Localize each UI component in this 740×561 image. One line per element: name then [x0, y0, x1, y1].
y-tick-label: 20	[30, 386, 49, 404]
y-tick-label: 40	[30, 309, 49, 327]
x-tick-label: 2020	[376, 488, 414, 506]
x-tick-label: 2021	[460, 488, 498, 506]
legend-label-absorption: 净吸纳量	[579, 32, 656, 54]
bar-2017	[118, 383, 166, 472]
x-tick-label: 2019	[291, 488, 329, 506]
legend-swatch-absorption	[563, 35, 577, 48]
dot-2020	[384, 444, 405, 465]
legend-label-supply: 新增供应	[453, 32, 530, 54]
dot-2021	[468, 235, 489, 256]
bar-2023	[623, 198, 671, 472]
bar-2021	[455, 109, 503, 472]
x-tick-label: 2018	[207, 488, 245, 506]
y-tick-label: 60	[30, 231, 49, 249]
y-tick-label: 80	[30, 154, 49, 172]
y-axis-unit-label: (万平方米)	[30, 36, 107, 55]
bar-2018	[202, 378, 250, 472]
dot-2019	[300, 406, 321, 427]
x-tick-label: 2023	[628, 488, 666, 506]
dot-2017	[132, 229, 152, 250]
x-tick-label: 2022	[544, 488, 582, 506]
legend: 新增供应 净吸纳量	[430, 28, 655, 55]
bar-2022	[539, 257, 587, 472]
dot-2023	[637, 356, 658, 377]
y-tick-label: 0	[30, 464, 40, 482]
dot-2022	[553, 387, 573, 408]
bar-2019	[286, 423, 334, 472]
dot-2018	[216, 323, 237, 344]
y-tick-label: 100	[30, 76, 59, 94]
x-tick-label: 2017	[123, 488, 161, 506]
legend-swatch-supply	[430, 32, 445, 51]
▬▬▬▬▬▬
WRITTEN INSTRUCTION
Rewrite the data as a JSON list of strings, one string per line, starting at the first line and stopping after the line that contains "235, 489, 256]". Leave out any blank lines.

RESPONSE
[
  "Localize each UI component in this 740×561 image. One line per element: name then [x0, y0, x1, y1].",
  "y-tick-label: 20\t[30, 386, 49, 404]",
  "y-tick-label: 40\t[30, 309, 49, 327]",
  "x-tick-label: 2020\t[376, 488, 414, 506]",
  "x-tick-label: 2021\t[460, 488, 498, 506]",
  "legend-label-absorption: 净吸纳量\t[579, 32, 656, 54]",
  "bar-2017\t[118, 383, 166, 472]",
  "x-tick-label: 2019\t[291, 488, 329, 506]",
  "legend-swatch-absorption\t[563, 35, 577, 48]",
  "dot-2020\t[384, 444, 405, 465]",
  "legend-label-supply: 新增供应\t[453, 32, 530, 54]",
  "dot-2021\t[468, 235, 489, 256]"
]